[Dataset entries]
◇ ◇ ◇

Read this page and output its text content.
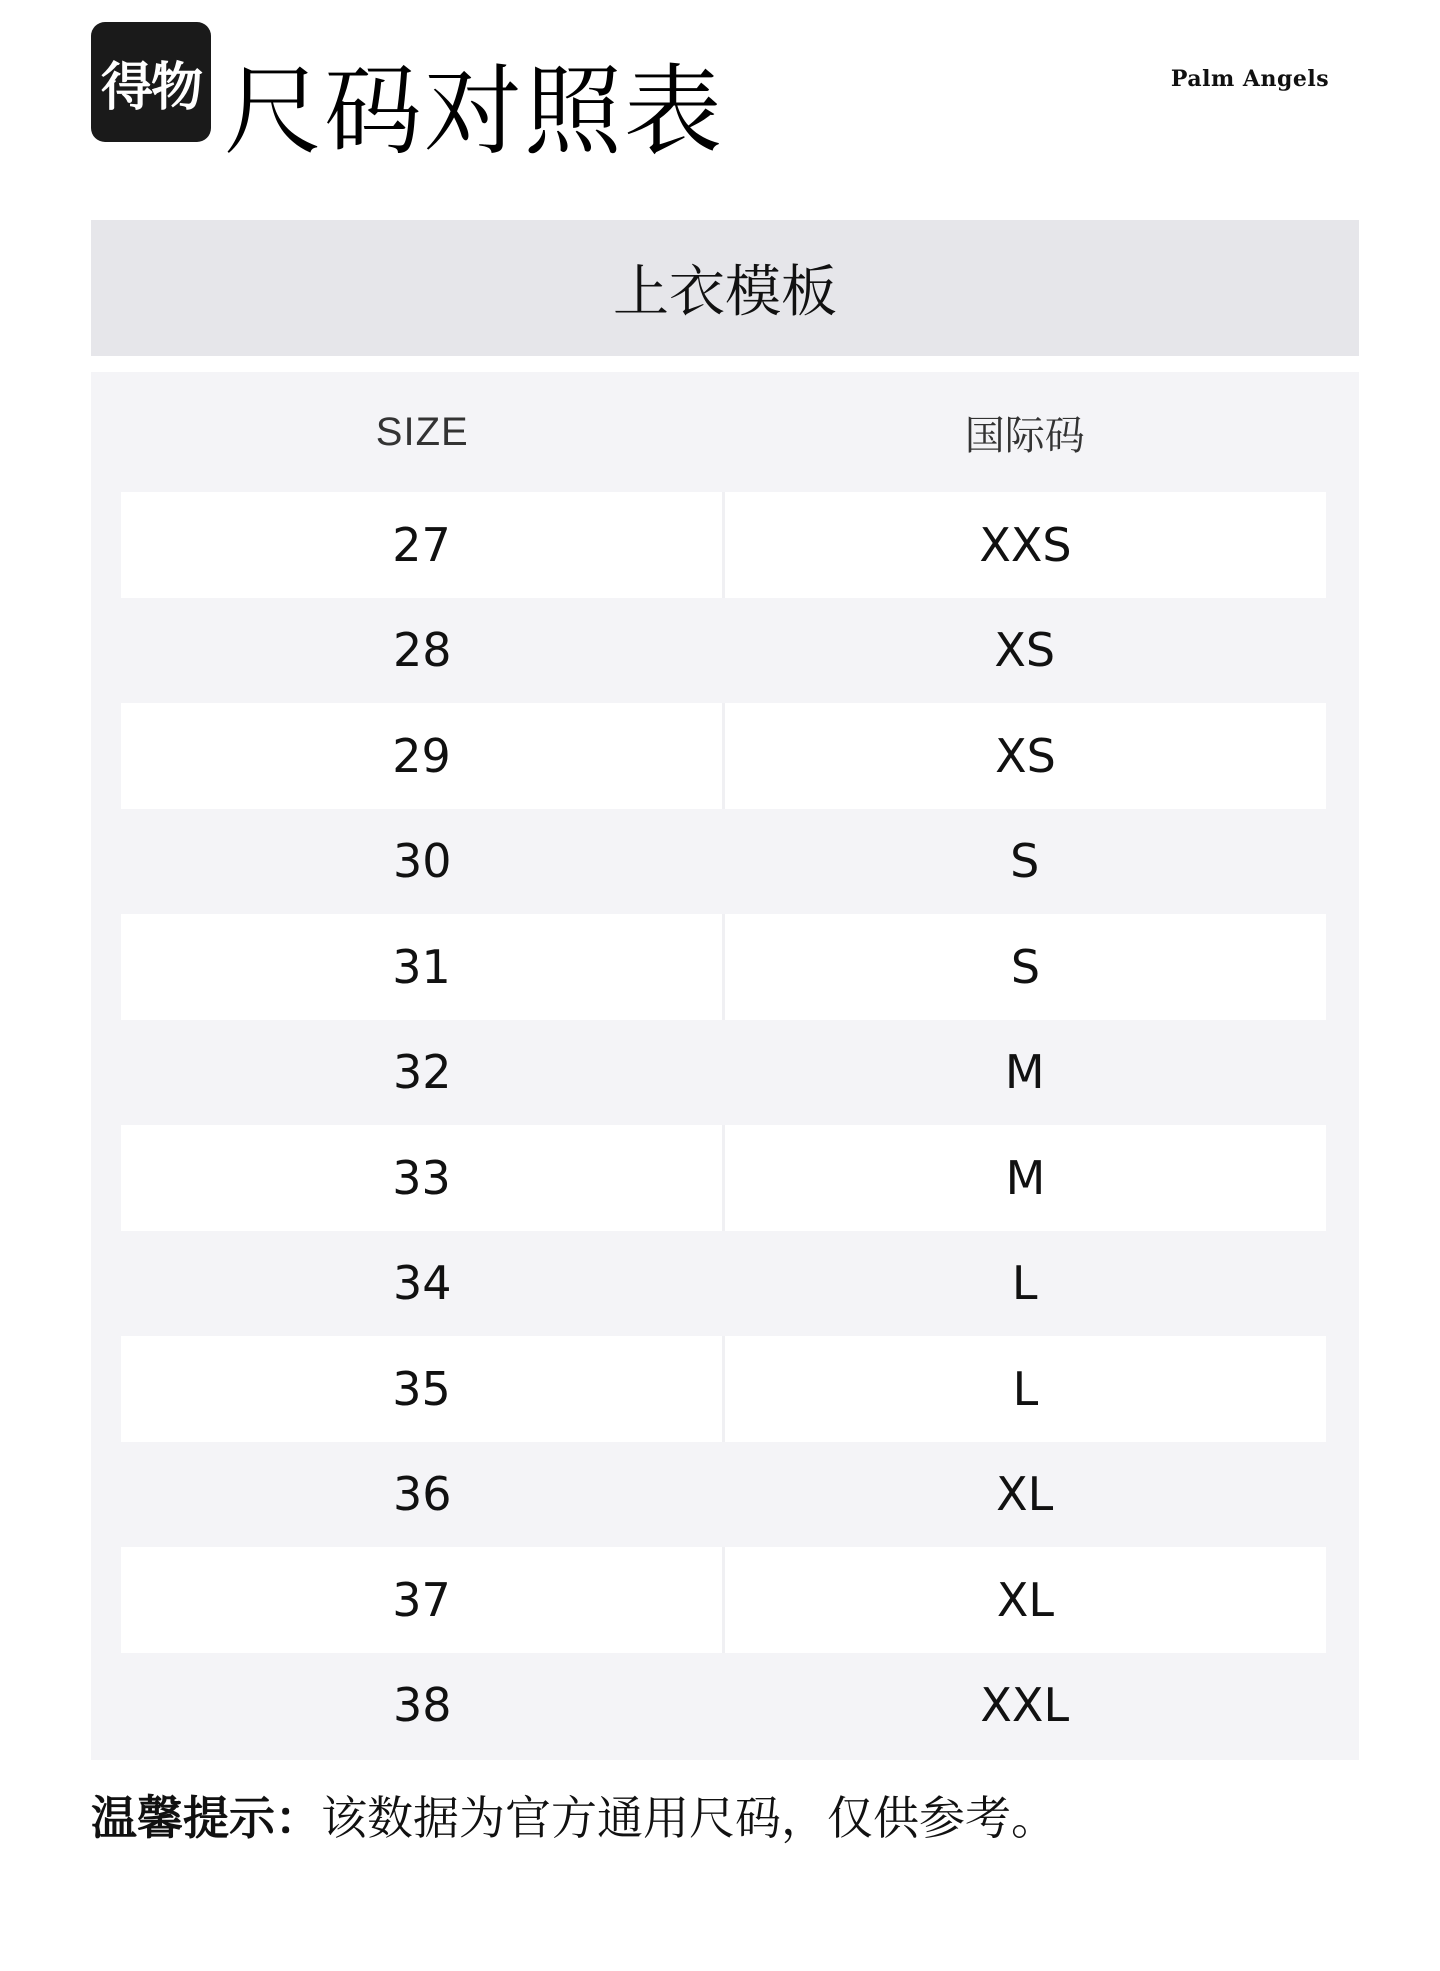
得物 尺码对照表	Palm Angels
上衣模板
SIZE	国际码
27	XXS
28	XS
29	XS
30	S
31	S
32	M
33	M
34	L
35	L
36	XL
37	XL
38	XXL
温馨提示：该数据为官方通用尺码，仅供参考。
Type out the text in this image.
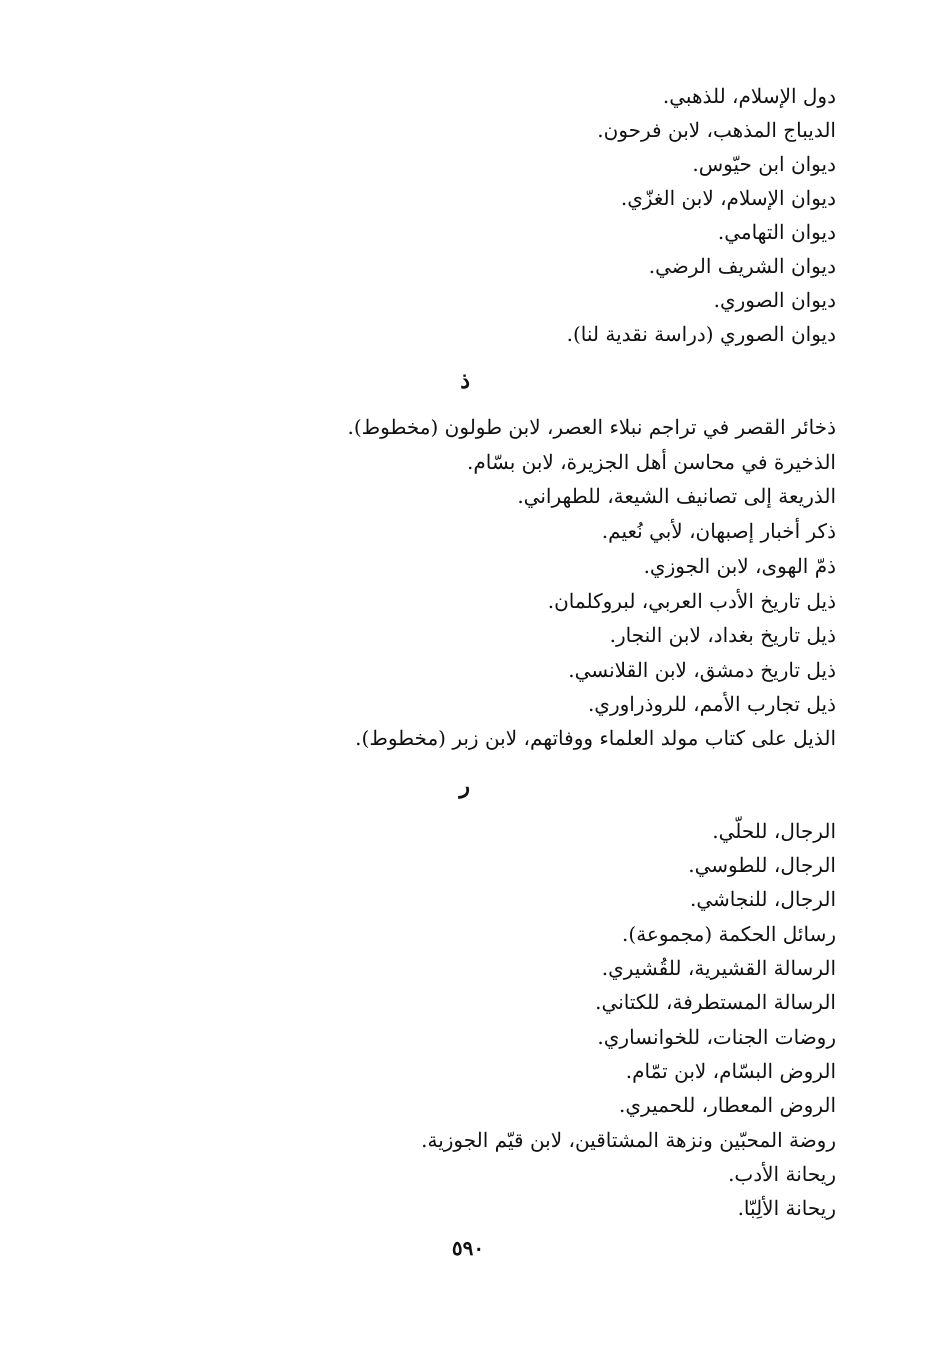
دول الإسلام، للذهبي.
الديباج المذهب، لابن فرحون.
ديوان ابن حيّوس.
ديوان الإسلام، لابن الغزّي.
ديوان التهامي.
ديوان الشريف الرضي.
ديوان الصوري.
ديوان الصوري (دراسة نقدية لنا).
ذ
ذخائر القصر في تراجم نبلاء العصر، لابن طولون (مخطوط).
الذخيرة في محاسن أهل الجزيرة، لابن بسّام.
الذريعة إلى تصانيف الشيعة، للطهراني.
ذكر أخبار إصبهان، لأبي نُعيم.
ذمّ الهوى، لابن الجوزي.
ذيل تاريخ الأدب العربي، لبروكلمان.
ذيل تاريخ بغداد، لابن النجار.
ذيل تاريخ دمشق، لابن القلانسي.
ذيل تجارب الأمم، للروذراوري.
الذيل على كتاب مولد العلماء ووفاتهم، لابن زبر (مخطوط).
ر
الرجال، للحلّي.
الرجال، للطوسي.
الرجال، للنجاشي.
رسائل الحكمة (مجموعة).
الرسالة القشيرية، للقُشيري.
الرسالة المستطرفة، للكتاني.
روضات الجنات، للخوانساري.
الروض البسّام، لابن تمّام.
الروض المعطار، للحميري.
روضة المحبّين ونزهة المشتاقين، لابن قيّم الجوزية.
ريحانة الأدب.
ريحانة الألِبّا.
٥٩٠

◇ ◇ ◇

Find the word "الروض" in the entries above and gather every line that holds it.

الروض البسّام، لابن تمّام.
الروض المعطار، للحميري.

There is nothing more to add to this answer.